In Texas politics in '92 it was "Hogg and hominy," whereas in '94 it will be harmony without Hogg.

Congressman Wilson is rapidly improving. His death at this time would be a great blow to the United States.

Almost any man likes adventures and is proud of his scars, but few indeed are desirous of being in a cyclone.

A great many people who did not know it before are having their attention called to the fact that commissioners are not here for their health.

An Oregon woman quarreled with her husband to spite him she took a dose of arsenic. Then with true woman consistency she ran three miles to a physician.

If the prohibitory law was enforced in Kansas as it was in the Seminole nation a few days since, the undertakers in that state would have an immense lot of work on their hands.

After a long conference with Col. Napoleon Breedlove Ainsworth and Hon Green McCurtain last week, Gov Jones called the Choctaw council to convene in special session the 28th of this month. This looks like the Choctaws are realizing something.

The Choctaws are realizing that they are doing themselves more harm than good by refusing to treat with the Dawes commission, consequently Gov. Jones has called a special session of the legislature to discuss the matter. They will meet on the 28th of this month. The commissioners will also meet the Creeks at Okmulgee on the 2nd and 3rd of April.

# # # # # # #

» Written exercise a
Convert the entries below into a JSON list of strings, one string per line with blank lines omitted, covering everything from the line containing "Give bounding boxes" down to the line containing "tick-layer xyxy=(3,182,589,380)", both included.

# # # # # # #

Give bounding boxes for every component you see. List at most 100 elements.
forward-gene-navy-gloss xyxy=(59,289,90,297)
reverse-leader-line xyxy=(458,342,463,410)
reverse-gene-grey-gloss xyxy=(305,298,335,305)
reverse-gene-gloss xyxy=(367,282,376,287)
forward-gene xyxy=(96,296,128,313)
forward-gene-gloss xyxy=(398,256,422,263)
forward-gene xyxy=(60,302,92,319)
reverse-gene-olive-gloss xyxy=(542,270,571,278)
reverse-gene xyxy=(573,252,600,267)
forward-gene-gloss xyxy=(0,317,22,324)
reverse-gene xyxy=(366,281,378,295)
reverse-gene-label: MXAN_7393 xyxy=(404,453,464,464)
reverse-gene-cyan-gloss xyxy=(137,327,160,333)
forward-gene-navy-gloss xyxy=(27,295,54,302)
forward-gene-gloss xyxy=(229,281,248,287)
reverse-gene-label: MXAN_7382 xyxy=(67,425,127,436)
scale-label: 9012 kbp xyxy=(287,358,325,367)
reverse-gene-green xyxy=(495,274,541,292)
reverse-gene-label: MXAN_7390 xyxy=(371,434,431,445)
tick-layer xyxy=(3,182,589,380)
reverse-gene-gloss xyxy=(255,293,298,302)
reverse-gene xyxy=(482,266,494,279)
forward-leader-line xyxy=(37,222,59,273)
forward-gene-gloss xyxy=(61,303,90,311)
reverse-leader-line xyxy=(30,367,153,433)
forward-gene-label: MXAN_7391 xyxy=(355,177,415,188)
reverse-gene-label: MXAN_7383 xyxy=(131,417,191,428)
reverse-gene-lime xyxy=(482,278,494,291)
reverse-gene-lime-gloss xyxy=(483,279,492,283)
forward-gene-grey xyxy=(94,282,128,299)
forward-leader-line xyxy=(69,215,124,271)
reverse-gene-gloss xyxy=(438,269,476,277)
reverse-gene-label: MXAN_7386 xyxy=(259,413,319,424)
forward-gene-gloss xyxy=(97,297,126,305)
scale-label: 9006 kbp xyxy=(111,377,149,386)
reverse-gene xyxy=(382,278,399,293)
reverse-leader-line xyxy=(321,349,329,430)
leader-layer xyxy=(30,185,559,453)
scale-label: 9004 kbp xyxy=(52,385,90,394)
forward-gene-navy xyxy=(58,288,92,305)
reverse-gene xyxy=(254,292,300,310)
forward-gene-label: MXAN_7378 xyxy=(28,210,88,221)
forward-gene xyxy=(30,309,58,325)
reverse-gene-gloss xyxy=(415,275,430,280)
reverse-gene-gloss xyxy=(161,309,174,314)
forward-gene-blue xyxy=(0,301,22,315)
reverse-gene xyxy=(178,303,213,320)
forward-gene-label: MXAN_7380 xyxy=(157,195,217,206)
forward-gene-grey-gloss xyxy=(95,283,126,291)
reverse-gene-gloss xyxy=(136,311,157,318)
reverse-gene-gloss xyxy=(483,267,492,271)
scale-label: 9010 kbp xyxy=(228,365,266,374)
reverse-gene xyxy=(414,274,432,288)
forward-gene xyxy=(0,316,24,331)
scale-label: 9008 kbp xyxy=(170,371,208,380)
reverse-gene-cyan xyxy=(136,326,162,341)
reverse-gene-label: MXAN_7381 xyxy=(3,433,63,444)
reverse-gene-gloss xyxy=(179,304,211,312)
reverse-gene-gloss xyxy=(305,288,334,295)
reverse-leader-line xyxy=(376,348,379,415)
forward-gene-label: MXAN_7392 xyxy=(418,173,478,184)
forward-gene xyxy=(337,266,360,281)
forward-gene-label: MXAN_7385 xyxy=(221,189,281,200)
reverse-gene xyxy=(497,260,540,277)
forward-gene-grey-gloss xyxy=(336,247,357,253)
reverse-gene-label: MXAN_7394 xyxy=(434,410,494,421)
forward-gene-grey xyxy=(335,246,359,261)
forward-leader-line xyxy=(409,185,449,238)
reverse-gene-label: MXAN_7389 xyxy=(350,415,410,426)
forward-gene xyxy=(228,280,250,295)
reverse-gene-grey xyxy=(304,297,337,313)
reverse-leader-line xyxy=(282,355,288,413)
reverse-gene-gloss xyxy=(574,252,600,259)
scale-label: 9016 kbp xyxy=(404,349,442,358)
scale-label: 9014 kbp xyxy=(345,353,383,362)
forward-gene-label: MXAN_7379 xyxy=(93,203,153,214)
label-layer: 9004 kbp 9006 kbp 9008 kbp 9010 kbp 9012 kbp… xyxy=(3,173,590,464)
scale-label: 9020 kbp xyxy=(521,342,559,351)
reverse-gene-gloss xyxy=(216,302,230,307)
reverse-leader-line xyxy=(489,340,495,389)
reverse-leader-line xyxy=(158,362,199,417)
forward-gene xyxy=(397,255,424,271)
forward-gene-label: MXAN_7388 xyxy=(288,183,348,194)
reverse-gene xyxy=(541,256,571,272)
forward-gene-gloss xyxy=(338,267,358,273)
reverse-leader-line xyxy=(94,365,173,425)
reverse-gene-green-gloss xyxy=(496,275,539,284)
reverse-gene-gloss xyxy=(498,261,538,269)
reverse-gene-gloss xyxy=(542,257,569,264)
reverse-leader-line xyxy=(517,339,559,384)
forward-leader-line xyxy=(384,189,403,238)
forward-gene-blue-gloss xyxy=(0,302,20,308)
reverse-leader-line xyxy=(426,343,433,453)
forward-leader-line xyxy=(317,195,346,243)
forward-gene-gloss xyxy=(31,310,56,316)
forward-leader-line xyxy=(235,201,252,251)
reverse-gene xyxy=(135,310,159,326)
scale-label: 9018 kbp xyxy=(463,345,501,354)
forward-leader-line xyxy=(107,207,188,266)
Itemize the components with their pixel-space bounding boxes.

# # # # # # #

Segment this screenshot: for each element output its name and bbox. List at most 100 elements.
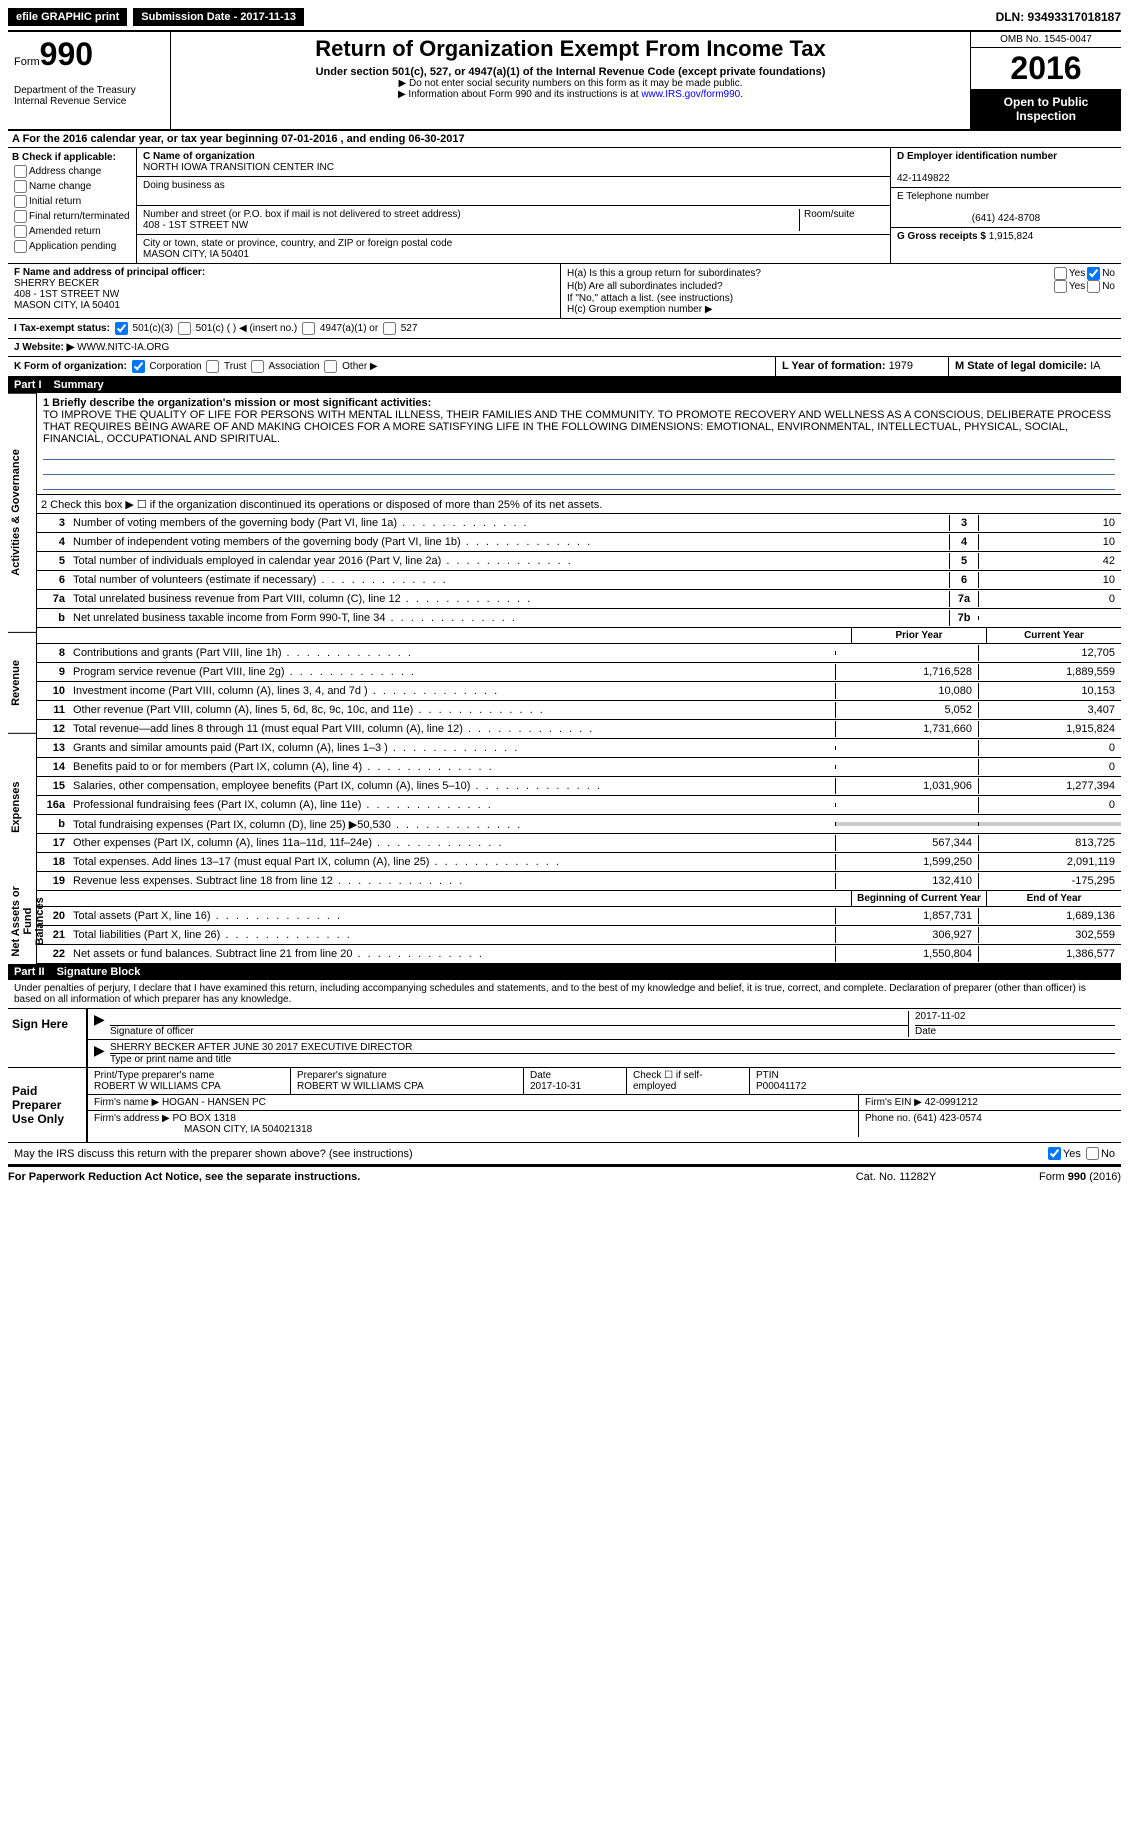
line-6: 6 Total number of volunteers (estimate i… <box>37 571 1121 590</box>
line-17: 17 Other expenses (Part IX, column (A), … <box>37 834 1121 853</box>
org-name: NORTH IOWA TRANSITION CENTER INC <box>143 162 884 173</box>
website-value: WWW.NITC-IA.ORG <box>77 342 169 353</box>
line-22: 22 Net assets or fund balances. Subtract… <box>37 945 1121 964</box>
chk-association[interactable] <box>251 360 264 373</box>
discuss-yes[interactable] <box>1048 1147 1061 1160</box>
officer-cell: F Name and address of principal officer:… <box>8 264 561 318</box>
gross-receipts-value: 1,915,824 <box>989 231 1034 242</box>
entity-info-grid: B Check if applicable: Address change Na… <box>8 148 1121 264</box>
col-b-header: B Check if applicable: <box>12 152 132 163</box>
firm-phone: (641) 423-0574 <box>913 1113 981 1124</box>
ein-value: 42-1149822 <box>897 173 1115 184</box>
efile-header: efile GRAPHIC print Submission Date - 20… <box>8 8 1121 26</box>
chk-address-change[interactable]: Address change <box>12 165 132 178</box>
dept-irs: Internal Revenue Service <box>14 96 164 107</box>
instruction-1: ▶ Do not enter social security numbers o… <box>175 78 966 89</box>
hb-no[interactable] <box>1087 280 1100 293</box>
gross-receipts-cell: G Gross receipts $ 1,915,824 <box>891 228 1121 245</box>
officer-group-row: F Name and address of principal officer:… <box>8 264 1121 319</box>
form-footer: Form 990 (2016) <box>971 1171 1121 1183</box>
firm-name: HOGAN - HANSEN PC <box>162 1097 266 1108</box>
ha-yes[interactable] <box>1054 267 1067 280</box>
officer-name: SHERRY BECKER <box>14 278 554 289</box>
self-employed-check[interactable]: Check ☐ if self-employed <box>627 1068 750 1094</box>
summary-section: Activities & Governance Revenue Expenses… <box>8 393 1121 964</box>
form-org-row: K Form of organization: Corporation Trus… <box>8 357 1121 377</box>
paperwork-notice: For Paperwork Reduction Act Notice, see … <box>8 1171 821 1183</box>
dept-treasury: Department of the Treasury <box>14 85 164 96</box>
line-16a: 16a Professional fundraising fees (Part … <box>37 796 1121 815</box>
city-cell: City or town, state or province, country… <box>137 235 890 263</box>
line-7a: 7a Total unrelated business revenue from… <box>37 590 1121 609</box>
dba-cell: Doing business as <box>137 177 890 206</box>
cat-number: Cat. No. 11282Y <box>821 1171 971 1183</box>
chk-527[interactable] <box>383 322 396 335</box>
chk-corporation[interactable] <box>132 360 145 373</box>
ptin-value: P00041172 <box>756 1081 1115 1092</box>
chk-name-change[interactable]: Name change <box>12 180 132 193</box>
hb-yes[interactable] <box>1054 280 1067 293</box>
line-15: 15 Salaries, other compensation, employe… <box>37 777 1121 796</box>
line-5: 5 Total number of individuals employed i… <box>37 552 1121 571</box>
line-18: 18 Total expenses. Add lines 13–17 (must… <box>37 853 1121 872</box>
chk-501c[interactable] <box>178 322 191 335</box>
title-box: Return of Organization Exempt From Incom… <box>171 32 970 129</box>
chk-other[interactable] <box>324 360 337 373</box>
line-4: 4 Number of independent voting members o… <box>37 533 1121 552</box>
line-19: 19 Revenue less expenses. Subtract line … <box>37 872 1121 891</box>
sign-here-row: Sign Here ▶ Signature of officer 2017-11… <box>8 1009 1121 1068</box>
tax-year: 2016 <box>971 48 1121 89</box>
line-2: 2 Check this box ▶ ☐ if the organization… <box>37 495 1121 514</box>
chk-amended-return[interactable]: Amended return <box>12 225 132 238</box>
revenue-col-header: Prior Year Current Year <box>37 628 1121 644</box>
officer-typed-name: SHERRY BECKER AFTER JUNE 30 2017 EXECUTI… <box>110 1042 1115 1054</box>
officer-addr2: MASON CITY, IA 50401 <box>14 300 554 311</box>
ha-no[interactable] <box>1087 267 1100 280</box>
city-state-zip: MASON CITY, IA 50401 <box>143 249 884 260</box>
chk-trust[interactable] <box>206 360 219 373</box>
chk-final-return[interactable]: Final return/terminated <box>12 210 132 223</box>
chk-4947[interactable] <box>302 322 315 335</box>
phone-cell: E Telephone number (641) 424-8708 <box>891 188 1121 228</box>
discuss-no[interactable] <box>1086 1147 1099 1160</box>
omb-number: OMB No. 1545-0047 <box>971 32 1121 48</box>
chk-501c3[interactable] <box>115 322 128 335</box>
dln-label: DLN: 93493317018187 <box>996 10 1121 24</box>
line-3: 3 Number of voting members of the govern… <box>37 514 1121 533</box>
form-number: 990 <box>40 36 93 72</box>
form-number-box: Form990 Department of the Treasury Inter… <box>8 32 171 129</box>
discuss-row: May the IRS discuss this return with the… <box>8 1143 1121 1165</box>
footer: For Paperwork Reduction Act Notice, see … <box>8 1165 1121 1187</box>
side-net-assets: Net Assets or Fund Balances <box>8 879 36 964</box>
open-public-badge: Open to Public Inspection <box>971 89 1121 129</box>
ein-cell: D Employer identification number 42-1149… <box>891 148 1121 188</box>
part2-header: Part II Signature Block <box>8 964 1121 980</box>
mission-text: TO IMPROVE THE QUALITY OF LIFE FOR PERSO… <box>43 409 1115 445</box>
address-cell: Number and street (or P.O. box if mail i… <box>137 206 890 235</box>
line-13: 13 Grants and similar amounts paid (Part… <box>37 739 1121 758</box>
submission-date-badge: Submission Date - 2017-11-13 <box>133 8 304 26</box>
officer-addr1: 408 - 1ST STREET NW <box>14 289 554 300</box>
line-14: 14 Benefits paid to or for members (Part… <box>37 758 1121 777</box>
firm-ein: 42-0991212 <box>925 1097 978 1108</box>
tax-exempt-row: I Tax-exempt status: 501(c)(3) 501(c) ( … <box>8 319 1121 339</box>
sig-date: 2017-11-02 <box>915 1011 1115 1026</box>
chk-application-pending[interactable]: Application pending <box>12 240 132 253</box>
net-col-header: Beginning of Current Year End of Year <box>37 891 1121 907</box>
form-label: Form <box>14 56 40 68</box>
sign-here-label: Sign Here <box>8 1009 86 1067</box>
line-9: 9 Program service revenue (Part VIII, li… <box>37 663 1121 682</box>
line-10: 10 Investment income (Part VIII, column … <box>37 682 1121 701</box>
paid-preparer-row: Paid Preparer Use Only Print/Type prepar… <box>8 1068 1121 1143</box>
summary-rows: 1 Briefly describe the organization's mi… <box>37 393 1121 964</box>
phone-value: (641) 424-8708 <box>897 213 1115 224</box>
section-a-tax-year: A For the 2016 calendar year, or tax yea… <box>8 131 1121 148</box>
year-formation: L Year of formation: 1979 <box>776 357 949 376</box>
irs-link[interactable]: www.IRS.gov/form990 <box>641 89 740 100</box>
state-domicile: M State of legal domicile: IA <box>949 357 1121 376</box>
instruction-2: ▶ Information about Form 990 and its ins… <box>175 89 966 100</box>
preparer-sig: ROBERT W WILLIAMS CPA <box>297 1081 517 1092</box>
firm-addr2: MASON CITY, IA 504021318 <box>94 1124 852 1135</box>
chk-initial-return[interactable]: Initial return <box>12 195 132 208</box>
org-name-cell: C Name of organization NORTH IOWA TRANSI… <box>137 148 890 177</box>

# # # # # # #

» Written exercise b
From the newspaper paragraphs on politics, reproduce word for word everything from "The Choctaws are realizing that" down to "3rd of April.".

» Answer a
[
  "Give bounding boxes for every component you see. List at most 100 elements.",
  "forward-gene-navy-gloss xyxy=(59,289,90,297)",
  "reverse-leader-line xyxy=(458,342,463,410)",
  "reverse-gene-grey-gloss xyxy=(305,298,335,305)",
  "reverse-gene-gloss xyxy=(367,282,376,287)",
  "forward-gene xyxy=(96,296,128,313)",
  "forward-gene-gloss xyxy=(398,256,422,263)",
  "forward-gene xyxy=(60,302,92,319)",
  "reverse-gene-olive-gloss xyxy=(542,270,571,278)",
  "reverse-gene xyxy=(573,252,600,267)",
  "forward-gene-gloss xyxy=(0,317,22,324)",
  "reverse-gene xyxy=(366,281,378,295)",
  "reverse-gene-label: MXAN_7393 xyxy=(404,453,464,464)",
  "reverse-gene-cyan-gloss xyxy=(137,327,160,333)",
  "forward-gene-navy-gloss xyxy=(27,295,54,302)",
  "forward-gene-gloss xyxy=(229,281,248,287)",
  "reverse-gene-label: MXAN_7382 xyxy=(67,425,127,436)",
  "scale-label: 9012 kbp xyxy=(287,358,325,367)",
  "reverse-gene-green xyxy=(495,274,541,292)",
  "reverse-gene-label: MXAN_7390 xyxy=(371,434,431,445)",
  "tick-layer xyxy=(3,182,589,380)"
]

» Answer b
The Choctaws are realizing that they are doing themselves more harm than good by refusing to treat with the Dawes commission, consequently Gov. Jones has called a special session of the legislature to discuss the matter. They will meet on the 28th of this month. The commissioners will also meet the Creeks at Okmulgee on the 2nd and 3rd of April.